[REQUIRED WORK] Copy each line below in which the string "yielding" occurs.

▬▬▬

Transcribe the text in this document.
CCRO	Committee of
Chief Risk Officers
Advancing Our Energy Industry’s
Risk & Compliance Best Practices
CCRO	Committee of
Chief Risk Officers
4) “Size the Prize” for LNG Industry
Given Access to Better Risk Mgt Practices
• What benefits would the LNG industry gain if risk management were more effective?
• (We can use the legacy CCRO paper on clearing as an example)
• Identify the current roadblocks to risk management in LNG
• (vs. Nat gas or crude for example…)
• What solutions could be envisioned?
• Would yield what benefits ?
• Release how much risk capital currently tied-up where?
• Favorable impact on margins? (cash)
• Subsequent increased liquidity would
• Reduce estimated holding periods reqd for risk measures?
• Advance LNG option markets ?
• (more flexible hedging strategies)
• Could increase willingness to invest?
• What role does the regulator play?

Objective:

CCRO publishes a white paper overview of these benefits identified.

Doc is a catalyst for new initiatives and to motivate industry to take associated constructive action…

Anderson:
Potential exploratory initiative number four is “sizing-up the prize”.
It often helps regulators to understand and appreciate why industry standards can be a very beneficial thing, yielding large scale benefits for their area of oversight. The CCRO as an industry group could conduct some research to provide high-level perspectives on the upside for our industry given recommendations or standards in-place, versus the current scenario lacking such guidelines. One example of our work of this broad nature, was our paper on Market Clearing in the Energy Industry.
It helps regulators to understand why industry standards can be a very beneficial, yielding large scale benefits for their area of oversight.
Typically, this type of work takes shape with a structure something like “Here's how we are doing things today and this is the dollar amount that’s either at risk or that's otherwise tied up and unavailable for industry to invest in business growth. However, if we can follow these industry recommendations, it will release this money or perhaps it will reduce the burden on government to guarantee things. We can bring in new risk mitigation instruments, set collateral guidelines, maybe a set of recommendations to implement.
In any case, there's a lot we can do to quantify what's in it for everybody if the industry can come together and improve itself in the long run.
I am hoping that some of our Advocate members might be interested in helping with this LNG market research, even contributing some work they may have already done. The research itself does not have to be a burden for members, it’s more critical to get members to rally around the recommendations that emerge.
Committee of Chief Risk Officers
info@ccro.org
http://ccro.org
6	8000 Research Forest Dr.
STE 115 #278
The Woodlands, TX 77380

▬▬▬

[SOLUTION FOR THIS EXERCISE]
It often helps regulators to understand and appreciate why industry standards can be a very beneficial thing, yielding large scale benefits for their area of oversight. The CCRO as an industry group could conduct some research to provide high-level perspectives on the upside for our industry given recommendations or standards in-place, versus the current scenario lacking such guidelines. One example of our work of this broad nature, was our paper on Market Clearing in the Energy Industry.
It helps regulators to understand why industry standards can be a very beneficial, yielding large scale benefits for their area of oversight.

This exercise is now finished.